The task: Gather the lines that hold the string "technischen".

Data records
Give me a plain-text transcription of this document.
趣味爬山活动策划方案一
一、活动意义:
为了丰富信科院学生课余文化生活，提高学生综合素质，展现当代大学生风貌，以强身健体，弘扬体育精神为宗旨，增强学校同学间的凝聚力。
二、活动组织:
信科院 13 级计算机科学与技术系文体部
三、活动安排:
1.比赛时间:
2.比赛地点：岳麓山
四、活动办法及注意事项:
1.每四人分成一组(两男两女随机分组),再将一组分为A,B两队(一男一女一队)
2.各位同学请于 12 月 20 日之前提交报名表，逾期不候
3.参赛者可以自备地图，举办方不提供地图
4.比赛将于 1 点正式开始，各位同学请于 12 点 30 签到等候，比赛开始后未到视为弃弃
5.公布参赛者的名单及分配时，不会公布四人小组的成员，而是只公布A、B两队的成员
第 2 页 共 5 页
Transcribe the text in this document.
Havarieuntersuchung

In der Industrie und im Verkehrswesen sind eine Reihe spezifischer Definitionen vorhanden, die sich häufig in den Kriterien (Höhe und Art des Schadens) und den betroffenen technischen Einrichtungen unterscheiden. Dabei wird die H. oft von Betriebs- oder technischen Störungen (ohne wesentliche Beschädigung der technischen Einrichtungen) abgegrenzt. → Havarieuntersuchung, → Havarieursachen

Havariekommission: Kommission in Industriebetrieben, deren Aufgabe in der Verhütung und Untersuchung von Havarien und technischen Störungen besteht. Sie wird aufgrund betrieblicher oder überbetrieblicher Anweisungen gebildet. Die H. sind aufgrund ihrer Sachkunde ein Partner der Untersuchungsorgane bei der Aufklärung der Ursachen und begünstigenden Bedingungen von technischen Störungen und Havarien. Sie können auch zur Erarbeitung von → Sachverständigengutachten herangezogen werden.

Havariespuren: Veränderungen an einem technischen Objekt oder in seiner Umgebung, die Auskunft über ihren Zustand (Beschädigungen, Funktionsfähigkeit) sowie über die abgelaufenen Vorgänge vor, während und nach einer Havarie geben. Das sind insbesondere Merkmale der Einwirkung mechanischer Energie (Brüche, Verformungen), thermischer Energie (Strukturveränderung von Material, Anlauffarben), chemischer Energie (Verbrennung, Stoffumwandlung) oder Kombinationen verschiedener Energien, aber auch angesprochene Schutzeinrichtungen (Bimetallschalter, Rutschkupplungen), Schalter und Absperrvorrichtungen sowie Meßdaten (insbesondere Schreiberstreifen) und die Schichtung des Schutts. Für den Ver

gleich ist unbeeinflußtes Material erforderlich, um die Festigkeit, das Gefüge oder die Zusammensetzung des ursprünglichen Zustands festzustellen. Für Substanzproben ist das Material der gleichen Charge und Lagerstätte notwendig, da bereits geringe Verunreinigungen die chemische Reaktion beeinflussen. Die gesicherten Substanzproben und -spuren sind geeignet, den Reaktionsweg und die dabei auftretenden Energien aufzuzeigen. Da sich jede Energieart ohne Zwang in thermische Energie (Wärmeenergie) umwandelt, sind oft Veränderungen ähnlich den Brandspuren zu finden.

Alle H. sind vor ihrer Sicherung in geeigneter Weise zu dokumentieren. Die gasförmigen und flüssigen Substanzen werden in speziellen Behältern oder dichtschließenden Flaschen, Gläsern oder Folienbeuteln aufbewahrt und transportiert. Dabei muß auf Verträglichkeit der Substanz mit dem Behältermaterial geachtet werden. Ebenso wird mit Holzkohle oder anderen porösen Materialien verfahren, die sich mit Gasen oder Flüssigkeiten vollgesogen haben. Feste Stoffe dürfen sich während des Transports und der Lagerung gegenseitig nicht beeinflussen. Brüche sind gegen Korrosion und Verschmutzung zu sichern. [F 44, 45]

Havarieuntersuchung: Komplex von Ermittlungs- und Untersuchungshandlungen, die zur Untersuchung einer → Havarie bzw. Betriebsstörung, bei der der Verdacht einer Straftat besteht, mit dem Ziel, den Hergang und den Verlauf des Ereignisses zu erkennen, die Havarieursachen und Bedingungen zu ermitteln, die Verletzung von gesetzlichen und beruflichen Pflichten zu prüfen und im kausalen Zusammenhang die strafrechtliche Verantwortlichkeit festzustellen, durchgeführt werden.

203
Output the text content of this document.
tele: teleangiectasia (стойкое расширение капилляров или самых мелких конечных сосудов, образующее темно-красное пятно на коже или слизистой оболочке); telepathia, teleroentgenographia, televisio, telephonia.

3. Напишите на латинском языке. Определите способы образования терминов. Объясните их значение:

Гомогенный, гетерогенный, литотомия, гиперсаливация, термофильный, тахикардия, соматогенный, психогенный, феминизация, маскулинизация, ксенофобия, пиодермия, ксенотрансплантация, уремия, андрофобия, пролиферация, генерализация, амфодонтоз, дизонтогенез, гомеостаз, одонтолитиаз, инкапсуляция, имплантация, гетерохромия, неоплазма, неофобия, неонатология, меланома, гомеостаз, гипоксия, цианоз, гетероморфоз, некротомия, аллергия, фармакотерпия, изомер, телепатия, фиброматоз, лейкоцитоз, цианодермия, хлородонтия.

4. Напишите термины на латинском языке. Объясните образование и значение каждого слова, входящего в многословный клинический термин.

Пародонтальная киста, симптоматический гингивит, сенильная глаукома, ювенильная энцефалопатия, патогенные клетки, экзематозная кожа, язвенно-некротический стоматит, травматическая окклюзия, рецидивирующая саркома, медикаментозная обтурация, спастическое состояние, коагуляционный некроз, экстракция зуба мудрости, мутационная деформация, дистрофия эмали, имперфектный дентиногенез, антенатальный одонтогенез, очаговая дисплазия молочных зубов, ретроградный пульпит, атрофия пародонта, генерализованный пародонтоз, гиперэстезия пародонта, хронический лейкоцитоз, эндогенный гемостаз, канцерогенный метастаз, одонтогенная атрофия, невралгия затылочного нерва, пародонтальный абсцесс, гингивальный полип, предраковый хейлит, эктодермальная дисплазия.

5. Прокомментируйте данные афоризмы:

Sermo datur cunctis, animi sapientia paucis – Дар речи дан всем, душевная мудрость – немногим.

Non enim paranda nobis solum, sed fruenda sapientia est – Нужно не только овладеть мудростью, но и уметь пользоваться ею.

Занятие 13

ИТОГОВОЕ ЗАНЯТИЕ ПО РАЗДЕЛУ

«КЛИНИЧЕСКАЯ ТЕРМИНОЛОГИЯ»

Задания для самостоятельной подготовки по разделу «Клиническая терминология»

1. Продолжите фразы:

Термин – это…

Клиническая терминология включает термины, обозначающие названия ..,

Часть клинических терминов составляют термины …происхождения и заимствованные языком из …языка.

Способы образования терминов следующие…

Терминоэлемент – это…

Exercise answer:
In der Industrie und im Verkehrswesen sind eine Reihe spezifischer Definitionen vorhanden, die sich häufig in den Kriterien (Höhe und Art des Schadens) und den betroffenen technischen Einrichtungen unterscheiden. Dabei wird die H. oft von Betriebs- oder technischen Störungen (ohne wesentliche Beschädigung der technischen Einrichtungen) abgegrenzt. → Havarieuntersuchung, → Havarieursachen
Havariekommission: Kommission in Industriebetrieben, deren Aufgabe in der Verhütung und Untersuchung von Havarien und technischen Störungen besteht. Sie wird aufgrund betrieblicher oder überbetrieblicher Anweisungen gebildet. Die H. sind aufgrund ihrer Sachkunde ein Partner der Untersuchungsorgane bei der Aufklärung der Ursachen und begünstigenden Bedingungen von technischen Störungen und Havarien. Sie können auch zur Erarbeitung von → Sachverständigengutachten herangezogen werden.
Havariespuren: Veränderungen an einem technischen Objekt oder in seiner Umgebung, die Auskunft über ihren Zustand (Beschädigungen, Funktionsfähigkeit) sowie über die abgelaufenen Vorgänge vor, während und nach einer Havarie geben. Das sind insbesondere Merkmale der Einwirkung mechanischer Energie (Brüche, Verformungen), thermischer Energie (Strukturveränderung von Material, Anlauffarben), chemischer Energie (Verbrennung, Stoffumwandlung) oder Kombinationen verschiedener Energien, aber auch angesprochene Schutzeinrichtungen (Bimetallschalter, Rutschkupplungen), Schalter und Absperrvorrichtungen sowie Meßdaten (insbesondere Schreiberstreifen) und die Schichtung des Schutts. Für den Ver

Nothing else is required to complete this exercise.